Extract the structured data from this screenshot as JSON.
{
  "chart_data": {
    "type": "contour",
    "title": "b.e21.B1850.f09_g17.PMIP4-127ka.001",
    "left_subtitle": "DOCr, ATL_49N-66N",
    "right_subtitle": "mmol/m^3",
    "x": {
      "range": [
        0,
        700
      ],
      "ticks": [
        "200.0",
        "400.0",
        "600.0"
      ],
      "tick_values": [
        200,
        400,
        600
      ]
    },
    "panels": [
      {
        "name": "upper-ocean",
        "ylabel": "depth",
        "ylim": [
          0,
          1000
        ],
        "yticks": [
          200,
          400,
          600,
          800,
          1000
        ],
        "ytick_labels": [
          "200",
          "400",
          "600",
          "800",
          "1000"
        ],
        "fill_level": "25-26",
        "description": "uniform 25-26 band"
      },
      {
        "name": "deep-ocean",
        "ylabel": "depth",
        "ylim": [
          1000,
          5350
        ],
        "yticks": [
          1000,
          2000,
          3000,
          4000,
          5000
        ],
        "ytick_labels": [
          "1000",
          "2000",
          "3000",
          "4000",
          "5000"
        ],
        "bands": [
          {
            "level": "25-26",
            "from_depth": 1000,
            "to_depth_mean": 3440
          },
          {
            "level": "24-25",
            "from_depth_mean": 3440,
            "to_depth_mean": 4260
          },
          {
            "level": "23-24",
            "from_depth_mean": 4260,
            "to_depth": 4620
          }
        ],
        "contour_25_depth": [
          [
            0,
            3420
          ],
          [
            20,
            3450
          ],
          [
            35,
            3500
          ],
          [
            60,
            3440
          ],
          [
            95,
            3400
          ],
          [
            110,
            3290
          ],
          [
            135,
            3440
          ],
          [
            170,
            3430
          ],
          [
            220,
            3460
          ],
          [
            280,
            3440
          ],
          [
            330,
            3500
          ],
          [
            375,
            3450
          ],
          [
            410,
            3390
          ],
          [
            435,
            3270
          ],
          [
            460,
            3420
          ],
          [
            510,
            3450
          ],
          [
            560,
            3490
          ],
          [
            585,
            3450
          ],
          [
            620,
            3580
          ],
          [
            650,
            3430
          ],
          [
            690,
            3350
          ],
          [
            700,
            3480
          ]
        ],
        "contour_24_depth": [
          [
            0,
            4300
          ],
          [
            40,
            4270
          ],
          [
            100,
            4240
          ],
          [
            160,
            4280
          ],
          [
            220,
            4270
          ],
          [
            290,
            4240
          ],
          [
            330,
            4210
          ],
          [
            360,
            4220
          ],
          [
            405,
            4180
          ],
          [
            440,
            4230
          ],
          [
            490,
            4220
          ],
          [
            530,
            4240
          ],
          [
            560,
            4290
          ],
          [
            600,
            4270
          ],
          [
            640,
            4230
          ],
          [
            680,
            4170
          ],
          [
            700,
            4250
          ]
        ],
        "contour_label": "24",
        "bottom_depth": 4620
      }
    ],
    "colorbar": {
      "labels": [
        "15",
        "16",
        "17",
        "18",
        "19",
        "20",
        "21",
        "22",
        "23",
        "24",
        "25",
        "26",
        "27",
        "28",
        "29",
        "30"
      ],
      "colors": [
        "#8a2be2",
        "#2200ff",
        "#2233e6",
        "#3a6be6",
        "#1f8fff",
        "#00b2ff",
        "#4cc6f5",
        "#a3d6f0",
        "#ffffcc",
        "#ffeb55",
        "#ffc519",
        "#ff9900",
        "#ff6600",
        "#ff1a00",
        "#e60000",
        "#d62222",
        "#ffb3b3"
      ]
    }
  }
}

> TASK GOAL
Take the entries above and transcribe them exactly.

> THE COMPLETED TASK
Extract the structured data from this screenshot as JSON.
{
  "chart_data": {
    "type": "contour",
    "title": "b.e21.B1850.f09_g17.PMIP4-127ka.001",
    "left_subtitle": "DOCr, ATL_49N-66N",
    "right_subtitle": "mmol/m^3",
    "x": {
      "range": [
        0,
        700
      ],
      "ticks": [
        "200.0",
        "400.0",
        "600.0"
      ],
      "tick_values": [
        200,
        400,
        600
      ]
    },
    "panels": [
      {
        "name": "upper-ocean",
        "ylabel": "depth",
        "ylim": [
          0,
          1000
        ],
        "yticks": [
          200,
          400,
          600,
          800,
          1000
        ],
        "ytick_labels": [
          "200",
          "400",
          "600",
          "800",
          "1000"
        ],
        "fill_level": "25-26",
        "description": "uniform 25-26 band"
      },
      {
        "name": "deep-ocean",
        "ylabel": "depth",
        "ylim": [
          1000,
          5350
        ],
        "yticks": [
          1000,
          2000,
          3000,
          4000,
          5000
        ],
        "ytick_labels": [
          "1000",
          "2000",
          "3000",
          "4000",
          "5000"
        ],
        "bands": [
          {
            "level": "25-26",
            "from_depth": 1000,
            "to_depth_mean": 3440
          },
          {
            "level": "24-25",
            "from_depth_mean": 3440,
            "to_depth_mean": 4260
          },
          {
            "level": "23-24",
            "from_depth_mean": 4260,
            "to_depth": 4620
          }
        ],
        "contour_25_depth": [
          [
            0,
            3420
          ],
          [
            20,
            3450
          ],
          [
            35,
            3500
          ],
          [
            60,
            3440
          ],
          [
            95,
            3400
          ],
          [
            110,
            3290
          ],
          [
            135,
            3440
          ],
          [
            170,
            3430
          ],
          [
            220,
            3460
          ],
          [
            280,
            3440
          ],
          [
            330,
            3500
          ],
          [
            375,
            3450
          ],
          [
            410,
            3390
          ],
          [
            435,
            3270
          ],
          [
            460,
            3420
          ],
          [
            510,
            3450
          ],
          [
            560,
            3490
          ],
          [
            585,
            3450
          ],
          [
            620,
            3580
          ],
          [
            650,
            3430
          ],
          [
            690,
            3350
          ],
          [
            700,
            3480
          ]
        ],
        "contour_24_depth": [
          [
            0,
            4300
          ],
          [
            40,
            4270
          ],
          [
            100,
            4240
          ],
          [
            160,
            4280
          ],
          [
            220,
            4270
          ],
          [
            290,
            4240
          ],
          [
            330,
            4210
          ],
          [
            360,
            4220
          ],
          [
            405,
            4180
          ],
          [
            440,
            4230
          ],
          [
            490,
            4220
          ],
          [
            530,
            4240
          ],
          [
            560,
            4290
          ],
          [
            600,
            4270
          ],
          [
            640,
            4230
          ],
          [
            680,
            4170
          ],
          [
            700,
            4250
          ]
        ],
        "contour_label": "24",
        "bottom_depth": 4620
      }
    ],
    "colorbar": {
      "labels": [
        "15",
        "16",
        "17",
        "18",
        "19",
        "20",
        "21",
        "22",
        "23",
        "24",
        "25",
        "26",
        "27",
        "28",
        "29",
        "30"
      ],
      "colors": [
        "#8a2be2",
        "#2200ff",
        "#2233e6",
        "#3a6be6",
        "#1f8fff",
        "#00b2ff",
        "#4cc6f5",
        "#a3d6f0",
        "#ffffcc",
        "#ffeb55",
        "#ffc519",
        "#ff9900",
        "#ff6600",
        "#ff1a00",
        "#e60000",
        "#d62222",
        "#ffb3b3"
      ]
    }
  }
}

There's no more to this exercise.